■ **Provided records**:
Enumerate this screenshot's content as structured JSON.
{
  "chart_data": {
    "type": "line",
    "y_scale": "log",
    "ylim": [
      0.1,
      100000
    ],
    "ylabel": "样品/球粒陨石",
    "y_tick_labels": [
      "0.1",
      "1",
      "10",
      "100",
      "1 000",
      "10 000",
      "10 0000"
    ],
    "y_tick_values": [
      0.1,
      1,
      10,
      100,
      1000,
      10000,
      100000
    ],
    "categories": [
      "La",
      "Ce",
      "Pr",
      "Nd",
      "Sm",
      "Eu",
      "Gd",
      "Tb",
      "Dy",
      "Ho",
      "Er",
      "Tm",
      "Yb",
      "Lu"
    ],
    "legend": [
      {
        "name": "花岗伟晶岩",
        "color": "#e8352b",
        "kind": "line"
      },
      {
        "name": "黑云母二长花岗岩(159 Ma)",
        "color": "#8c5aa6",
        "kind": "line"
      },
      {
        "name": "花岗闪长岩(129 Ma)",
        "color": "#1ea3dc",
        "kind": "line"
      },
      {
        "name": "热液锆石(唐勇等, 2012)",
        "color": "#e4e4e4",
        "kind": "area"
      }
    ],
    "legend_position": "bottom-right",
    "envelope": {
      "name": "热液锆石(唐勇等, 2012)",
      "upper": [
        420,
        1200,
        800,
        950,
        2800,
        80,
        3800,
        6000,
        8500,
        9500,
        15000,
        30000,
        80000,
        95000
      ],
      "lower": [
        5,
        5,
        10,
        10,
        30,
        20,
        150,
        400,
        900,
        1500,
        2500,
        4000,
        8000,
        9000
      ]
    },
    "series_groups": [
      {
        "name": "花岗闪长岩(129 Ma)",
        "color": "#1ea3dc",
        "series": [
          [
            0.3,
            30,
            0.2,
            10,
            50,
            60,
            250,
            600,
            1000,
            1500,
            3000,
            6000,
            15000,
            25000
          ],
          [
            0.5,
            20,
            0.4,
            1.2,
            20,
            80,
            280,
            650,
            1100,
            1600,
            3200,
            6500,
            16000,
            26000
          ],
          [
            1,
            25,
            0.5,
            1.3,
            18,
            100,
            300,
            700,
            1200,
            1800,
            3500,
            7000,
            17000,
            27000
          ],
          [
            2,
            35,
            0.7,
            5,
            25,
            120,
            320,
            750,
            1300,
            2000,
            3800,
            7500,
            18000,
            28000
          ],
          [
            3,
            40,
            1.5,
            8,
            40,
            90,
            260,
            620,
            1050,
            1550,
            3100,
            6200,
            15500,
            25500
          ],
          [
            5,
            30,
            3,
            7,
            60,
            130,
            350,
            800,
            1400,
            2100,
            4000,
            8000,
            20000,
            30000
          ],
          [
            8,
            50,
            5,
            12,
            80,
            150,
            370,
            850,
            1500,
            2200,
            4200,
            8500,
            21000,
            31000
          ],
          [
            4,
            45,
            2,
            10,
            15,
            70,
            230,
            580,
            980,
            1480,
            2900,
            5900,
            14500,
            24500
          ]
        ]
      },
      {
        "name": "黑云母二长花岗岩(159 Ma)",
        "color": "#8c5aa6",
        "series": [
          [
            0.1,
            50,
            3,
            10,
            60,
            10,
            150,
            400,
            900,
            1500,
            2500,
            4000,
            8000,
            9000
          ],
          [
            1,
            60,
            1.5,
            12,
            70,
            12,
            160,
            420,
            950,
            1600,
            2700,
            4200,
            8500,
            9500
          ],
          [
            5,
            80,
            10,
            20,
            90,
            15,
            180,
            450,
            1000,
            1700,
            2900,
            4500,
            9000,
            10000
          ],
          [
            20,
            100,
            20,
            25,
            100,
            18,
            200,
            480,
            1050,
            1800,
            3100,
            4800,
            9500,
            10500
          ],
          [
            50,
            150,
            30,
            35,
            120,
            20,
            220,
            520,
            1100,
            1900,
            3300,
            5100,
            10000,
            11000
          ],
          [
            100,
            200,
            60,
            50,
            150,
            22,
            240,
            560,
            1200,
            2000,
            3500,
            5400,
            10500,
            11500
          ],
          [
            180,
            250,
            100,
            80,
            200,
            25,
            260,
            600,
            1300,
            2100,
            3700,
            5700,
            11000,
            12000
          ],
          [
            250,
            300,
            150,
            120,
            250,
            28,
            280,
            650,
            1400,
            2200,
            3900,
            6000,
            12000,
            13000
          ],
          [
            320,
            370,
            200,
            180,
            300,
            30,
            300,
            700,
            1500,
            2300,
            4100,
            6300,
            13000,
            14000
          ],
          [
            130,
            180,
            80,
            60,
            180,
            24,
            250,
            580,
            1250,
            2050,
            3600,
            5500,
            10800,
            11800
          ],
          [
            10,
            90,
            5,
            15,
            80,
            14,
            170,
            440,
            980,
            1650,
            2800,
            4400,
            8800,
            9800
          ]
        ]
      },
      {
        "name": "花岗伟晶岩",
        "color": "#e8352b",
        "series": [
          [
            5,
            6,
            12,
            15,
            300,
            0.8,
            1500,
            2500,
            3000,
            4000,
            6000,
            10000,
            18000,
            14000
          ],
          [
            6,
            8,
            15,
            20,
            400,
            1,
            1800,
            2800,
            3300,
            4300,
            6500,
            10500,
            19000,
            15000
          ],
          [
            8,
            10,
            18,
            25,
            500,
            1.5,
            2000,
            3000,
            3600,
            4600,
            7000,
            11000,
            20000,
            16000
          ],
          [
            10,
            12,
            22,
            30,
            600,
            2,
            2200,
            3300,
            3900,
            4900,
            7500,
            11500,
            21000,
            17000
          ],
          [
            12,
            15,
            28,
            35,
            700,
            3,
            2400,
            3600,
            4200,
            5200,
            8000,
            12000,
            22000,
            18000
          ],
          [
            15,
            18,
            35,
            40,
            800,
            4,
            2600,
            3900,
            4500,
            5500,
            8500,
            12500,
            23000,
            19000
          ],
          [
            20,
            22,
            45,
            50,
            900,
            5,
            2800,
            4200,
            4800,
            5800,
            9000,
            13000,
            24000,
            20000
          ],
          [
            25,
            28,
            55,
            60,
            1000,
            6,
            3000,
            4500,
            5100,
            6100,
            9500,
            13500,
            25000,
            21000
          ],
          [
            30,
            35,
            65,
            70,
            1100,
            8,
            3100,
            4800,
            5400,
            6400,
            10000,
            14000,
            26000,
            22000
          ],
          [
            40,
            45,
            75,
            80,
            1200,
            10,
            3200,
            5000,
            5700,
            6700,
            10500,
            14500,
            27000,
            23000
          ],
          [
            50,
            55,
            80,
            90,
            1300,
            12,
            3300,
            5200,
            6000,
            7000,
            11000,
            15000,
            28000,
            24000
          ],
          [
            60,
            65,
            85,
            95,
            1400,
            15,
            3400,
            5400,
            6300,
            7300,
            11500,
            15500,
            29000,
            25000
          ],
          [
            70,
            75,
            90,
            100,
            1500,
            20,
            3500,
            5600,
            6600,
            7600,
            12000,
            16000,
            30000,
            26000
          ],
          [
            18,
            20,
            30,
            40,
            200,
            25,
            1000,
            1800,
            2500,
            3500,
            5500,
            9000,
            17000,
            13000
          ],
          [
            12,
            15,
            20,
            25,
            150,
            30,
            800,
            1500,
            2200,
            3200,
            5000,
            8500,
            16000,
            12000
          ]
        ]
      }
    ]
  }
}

■ **What is expected**: Write out all of the records once more, exactly.

■ **Result for this task**:
Enumerate this screenshot's content as structured JSON.
{
  "chart_data": {
    "type": "line",
    "y_scale": "log",
    "ylim": [
      0.1,
      100000
    ],
    "ylabel": "样品/球粒陨石",
    "y_tick_labels": [
      "0.1",
      "1",
      "10",
      "100",
      "1 000",
      "10 000",
      "10 0000"
    ],
    "y_tick_values": [
      0.1,
      1,
      10,
      100,
      1000,
      10000,
      100000
    ],
    "categories": [
      "La",
      "Ce",
      "Pr",
      "Nd",
      "Sm",
      "Eu",
      "Gd",
      "Tb",
      "Dy",
      "Ho",
      "Er",
      "Tm",
      "Yb",
      "Lu"
    ],
    "legend": [
      {
        "name": "花岗伟晶岩",
        "color": "#e8352b",
        "kind": "line"
      },
      {
        "name": "黑云母二长花岗岩(159 Ma)",
        "color": "#8c5aa6",
        "kind": "line"
      },
      {
        "name": "花岗闪长岩(129 Ma)",
        "color": "#1ea3dc",
        "kind": "line"
      },
      {
        "name": "热液锆石(唐勇等, 2012)",
        "color": "#e4e4e4",
        "kind": "area"
      }
    ],
    "legend_position": "bottom-right",
    "envelope": {
      "name": "热液锆石(唐勇等, 2012)",
      "upper": [
        420,
        1200,
        800,
        950,
        2800,
        80,
        3800,
        6000,
        8500,
        9500,
        15000,
        30000,
        80000,
        95000
      ],
      "lower": [
        5,
        5,
        10,
        10,
        30,
        20,
        150,
        400,
        900,
        1500,
        2500,
        4000,
        8000,
        9000
      ]
    },
    "series_groups": [
      {
        "name": "花岗闪长岩(129 Ma)",
        "color": "#1ea3dc",
        "series": [
          [
            0.3,
            30,
            0.2,
            10,
            50,
            60,
            250,
            600,
            1000,
            1500,
            3000,
            6000,
            15000,
            25000
          ],
          [
            0.5,
            20,
            0.4,
            1.2,
            20,
            80,
            280,
            650,
            1100,
            1600,
            3200,
            6500,
            16000,
            26000
          ],
          [
            1,
            25,
            0.5,
            1.3,
            18,
            100,
            300,
            700,
            1200,
            1800,
            3500,
            7000,
            17000,
            27000
          ],
          [
            2,
            35,
            0.7,
            5,
            25,
            120,
            320,
            750,
            1300,
            2000,
            3800,
            7500,
            18000,
            28000
          ],
          [
            3,
            40,
            1.5,
            8,
            40,
            90,
            260,
            620,
            1050,
            1550,
            3100,
            6200,
            15500,
            25500
          ],
          [
            5,
            30,
            3,
            7,
            60,
            130,
            350,
            800,
            1400,
            2100,
            4000,
            8000,
            20000,
            30000
          ],
          [
            8,
            50,
            5,
            12,
            80,
            150,
            370,
            850,
            1500,
            2200,
            4200,
            8500,
            21000,
            31000
          ],
          [
            4,
            45,
            2,
            10,
            15,
            70,
            230,
            580,
            980,
            1480,
            2900,
            5900,
            14500,
            24500
          ]
        ]
      },
      {
        "name": "黑云母二长花岗岩(159 Ma)",
        "color": "#8c5aa6",
        "series": [
          [
            0.1,
            50,
            3,
            10,
            60,
            10,
            150,
            400,
            900,
            1500,
            2500,
            4000,
            8000,
            9000
          ],
          [
            1,
            60,
            1.5,
            12,
            70,
            12,
            160,
            420,
            950,
            1600,
            2700,
            4200,
            8500,
            9500
          ],
          [
            5,
            80,
            10,
            20,
            90,
            15,
            180,
            450,
            1000,
            1700,
            2900,
            4500,
            9000,
            10000
          ],
          [
            20,
            100,
            20,
            25,
            100,
            18,
            200,
            480,
            1050,
            1800,
            3100,
            4800,
            9500,
            10500
          ],
          [
            50,
            150,
            30,
            35,
            120,
            20,
            220,
            520,
            1100,
            1900,
            3300,
            5100,
            10000,
            11000
          ],
          [
            100,
            200,
            60,
            50,
            150,
            22,
            240,
            560,
            1200,
            2000,
            3500,
            5400,
            10500,
            11500
          ],
          [
            180,
            250,
            100,
            80,
            200,
            25,
            260,
            600,
            1300,
            2100,
            3700,
            5700,
            11000,
            12000
          ],
          [
            250,
            300,
            150,
            120,
            250,
            28,
            280,
            650,
            1400,
            2200,
            3900,
            6000,
            12000,
            13000
          ],
          [
            320,
            370,
            200,
            180,
            300,
            30,
            300,
            700,
            1500,
            2300,
            4100,
            6300,
            13000,
            14000
          ],
          [
            130,
            180,
            80,
            60,
            180,
            24,
            250,
            580,
            1250,
            2050,
            3600,
            5500,
            10800,
            11800
          ],
          [
            10,
            90,
            5,
            15,
            80,
            14,
            170,
            440,
            980,
            1650,
            2800,
            4400,
            8800,
            9800
          ]
        ]
      },
      {
        "name": "花岗伟晶岩",
        "color": "#e8352b",
        "series": [
          [
            5,
            6,
            12,
            15,
            300,
            0.8,
            1500,
            2500,
            3000,
            4000,
            6000,
            10000,
            18000,
            14000
          ],
          [
            6,
            8,
            15,
            20,
            400,
            1,
            1800,
            2800,
            3300,
            4300,
            6500,
            10500,
            19000,
            15000
          ],
          [
            8,
            10,
            18,
            25,
            500,
            1.5,
            2000,
            3000,
            3600,
            4600,
            7000,
            11000,
            20000,
            16000
          ],
          [
            10,
            12,
            22,
            30,
            600,
            2,
            2200,
            3300,
            3900,
            4900,
            7500,
            11500,
            21000,
            17000
          ],
          [
            12,
            15,
            28,
            35,
            700,
            3,
            2400,
            3600,
            4200,
            5200,
            8000,
            12000,
            22000,
            18000
          ],
          [
            15,
            18,
            35,
            40,
            800,
            4,
            2600,
            3900,
            4500,
            5500,
            8500,
            12500,
            23000,
            19000
          ],
          [
            20,
            22,
            45,
            50,
            900,
            5,
            2800,
            4200,
            4800,
            5800,
            9000,
            13000,
            24000,
            20000
          ],
          [
            25,
            28,
            55,
            60,
            1000,
            6,
            3000,
            4500,
            5100,
            6100,
            9500,
            13500,
            25000,
            21000
          ],
          [
            30,
            35,
            65,
            70,
            1100,
            8,
            3100,
            4800,
            5400,
            6400,
            10000,
            14000,
            26000,
            22000
          ],
          [
            40,
            45,
            75,
            80,
            1200,
            10,
            3200,
            5000,
            5700,
            6700,
            10500,
            14500,
            27000,
            23000
          ],
          [
            50,
            55,
            80,
            90,
            1300,
            12,
            3300,
            5200,
            6000,
            7000,
            11000,
            15000,
            28000,
            24000
          ],
          [
            60,
            65,
            85,
            95,
            1400,
            15,
            3400,
            5400,
            6300,
            7300,
            11500,
            15500,
            29000,
            25000
          ],
          [
            70,
            75,
            90,
            100,
            1500,
            20,
            3500,
            5600,
            6600,
            7600,
            12000,
            16000,
            30000,
            26000
          ],
          [
            18,
            20,
            30,
            40,
            200,
            25,
            1000,
            1800,
            2500,
            3500,
            5500,
            9000,
            17000,
            13000
          ],
          [
            12,
            15,
            20,
            25,
            150,
            30,
            800,
            1500,
            2200,
            3200,
            5000,
            8500,
            16000,
            12000
          ]
        ]
      }
    ]
  }
}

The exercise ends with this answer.